What you will do
Reproduce every line of the items below word for word, from the first line to the last.

--------------------

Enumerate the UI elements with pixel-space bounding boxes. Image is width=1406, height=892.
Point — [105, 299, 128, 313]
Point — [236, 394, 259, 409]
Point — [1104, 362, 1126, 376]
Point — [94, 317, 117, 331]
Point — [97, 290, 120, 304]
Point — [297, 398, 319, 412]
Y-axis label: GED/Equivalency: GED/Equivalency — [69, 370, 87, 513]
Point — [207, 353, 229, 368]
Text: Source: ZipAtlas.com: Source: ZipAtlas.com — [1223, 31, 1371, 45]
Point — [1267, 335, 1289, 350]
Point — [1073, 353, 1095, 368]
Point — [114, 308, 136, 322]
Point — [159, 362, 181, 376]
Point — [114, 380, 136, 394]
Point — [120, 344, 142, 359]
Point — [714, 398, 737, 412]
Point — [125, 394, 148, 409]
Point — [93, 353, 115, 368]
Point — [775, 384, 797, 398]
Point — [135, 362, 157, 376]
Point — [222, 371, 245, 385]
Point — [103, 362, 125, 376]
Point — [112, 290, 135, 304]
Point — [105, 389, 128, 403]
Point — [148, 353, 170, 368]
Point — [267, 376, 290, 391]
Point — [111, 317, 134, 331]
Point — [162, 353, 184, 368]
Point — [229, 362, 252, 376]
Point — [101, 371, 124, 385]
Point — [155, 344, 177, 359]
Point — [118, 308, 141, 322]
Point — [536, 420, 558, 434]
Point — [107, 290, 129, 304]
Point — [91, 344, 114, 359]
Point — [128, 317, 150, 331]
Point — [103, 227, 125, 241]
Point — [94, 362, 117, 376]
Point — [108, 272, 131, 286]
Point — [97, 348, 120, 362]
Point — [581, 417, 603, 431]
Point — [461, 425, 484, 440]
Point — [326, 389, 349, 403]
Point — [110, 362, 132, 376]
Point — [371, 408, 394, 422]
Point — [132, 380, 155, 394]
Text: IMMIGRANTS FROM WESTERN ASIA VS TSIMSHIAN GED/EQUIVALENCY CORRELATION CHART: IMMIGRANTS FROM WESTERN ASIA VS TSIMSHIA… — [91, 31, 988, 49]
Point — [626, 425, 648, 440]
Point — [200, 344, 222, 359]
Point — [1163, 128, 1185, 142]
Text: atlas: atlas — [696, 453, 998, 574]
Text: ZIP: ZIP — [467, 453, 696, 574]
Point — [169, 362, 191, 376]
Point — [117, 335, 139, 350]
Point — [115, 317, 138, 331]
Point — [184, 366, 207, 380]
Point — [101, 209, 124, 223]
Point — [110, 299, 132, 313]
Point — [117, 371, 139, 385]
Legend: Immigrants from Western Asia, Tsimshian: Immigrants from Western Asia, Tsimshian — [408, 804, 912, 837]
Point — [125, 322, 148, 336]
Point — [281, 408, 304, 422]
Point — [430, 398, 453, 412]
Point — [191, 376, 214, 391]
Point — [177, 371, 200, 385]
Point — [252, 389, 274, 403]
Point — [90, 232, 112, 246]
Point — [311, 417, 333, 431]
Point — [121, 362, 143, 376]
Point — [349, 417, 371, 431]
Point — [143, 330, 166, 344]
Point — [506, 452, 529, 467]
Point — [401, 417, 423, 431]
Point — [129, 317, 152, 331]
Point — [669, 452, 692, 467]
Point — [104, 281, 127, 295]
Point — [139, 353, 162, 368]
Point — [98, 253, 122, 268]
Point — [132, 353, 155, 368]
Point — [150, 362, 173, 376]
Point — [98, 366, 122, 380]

--------------------

Exercise answer
Enumerate the UI elements with pixel-space bounding boxes. Image is width=1406, height=892.
Point — [105, 299, 128, 313]
Point — [236, 394, 259, 409]
Point — [1104, 362, 1126, 376]
Point — [94, 317, 117, 331]
Point — [97, 290, 120, 304]
Point — [297, 398, 319, 412]
Y-axis label: GED/Equivalency: GED/Equivalency — [69, 370, 87, 513]
Point — [207, 353, 229, 368]
Text: Source: ZipAtlas.com: Source: ZipAtlas.com — [1223, 31, 1371, 45]
Point — [1267, 335, 1289, 350]
Point — [1073, 353, 1095, 368]
Point — [114, 308, 136, 322]
Point — [159, 362, 181, 376]
Point — [114, 380, 136, 394]
Point — [120, 344, 142, 359]
Point — [714, 398, 737, 412]
Point — [125, 394, 148, 409]
Point — [93, 353, 115, 368]
Point — [775, 384, 797, 398]
Point — [135, 362, 157, 376]
Point — [222, 371, 245, 385]
Point — [103, 362, 125, 376]
Point — [112, 290, 135, 304]
Point — [105, 389, 128, 403]
Point — [148, 353, 170, 368]
Point — [267, 376, 290, 391]
Point — [111, 317, 134, 331]
Point — [162, 353, 184, 368]
Point — [229, 362, 252, 376]
Point — [101, 371, 124, 385]
Point — [155, 344, 177, 359]
Point — [118, 308, 141, 322]
Point — [536, 420, 558, 434]
Point — [107, 290, 129, 304]
Point — [91, 344, 114, 359]
Point — [128, 317, 150, 331]
Point — [103, 227, 125, 241]
Point — [94, 362, 117, 376]
Point — [108, 272, 131, 286]
Point — [97, 348, 120, 362]
Point — [581, 417, 603, 431]
Point — [461, 425, 484, 440]
Point — [326, 389, 349, 403]
Point — [110, 362, 132, 376]
Point — [371, 408, 394, 422]
Point — [132, 380, 155, 394]
Text: IMMIGRANTS FROM WESTERN ASIA VS TSIMSHIAN GED/EQUIVALENCY CORRELATION CHART: IMMIGRANTS FROM WESTERN ASIA VS TSIMSHIA… — [91, 31, 988, 49]
Point — [626, 425, 648, 440]
Point — [200, 344, 222, 359]
Point — [1163, 128, 1185, 142]
Text: atlas: atlas — [696, 453, 998, 574]
Text: ZIP: ZIP — [467, 453, 696, 574]
Point — [169, 362, 191, 376]
Point — [117, 335, 139, 350]
Point — [115, 317, 138, 331]
Point — [184, 366, 207, 380]
Point — [101, 209, 124, 223]
Point — [110, 299, 132, 313]
Point — [117, 371, 139, 385]
Legend: Immigrants from Western Asia, Tsimshian: Immigrants from Western Asia, Tsimshian — [408, 804, 912, 837]
Point — [125, 322, 148, 336]
Point — [281, 408, 304, 422]
Point — [430, 398, 453, 412]
Point — [191, 376, 214, 391]
Point — [177, 371, 200, 385]
Point — [252, 389, 274, 403]
Point — [90, 232, 112, 246]
Point — [311, 417, 333, 431]
Point — [121, 362, 143, 376]
Point — [349, 417, 371, 431]
Point — [143, 330, 166, 344]
Point — [506, 452, 529, 467]
Point — [401, 417, 423, 431]
Point — [129, 317, 152, 331]
Point — [669, 452, 692, 467]
Point — [104, 281, 127, 295]
Point — [139, 353, 162, 368]
Point — [98, 253, 122, 268]
Point — [132, 353, 155, 368]
Point — [150, 362, 173, 376]
Point — [98, 366, 122, 380]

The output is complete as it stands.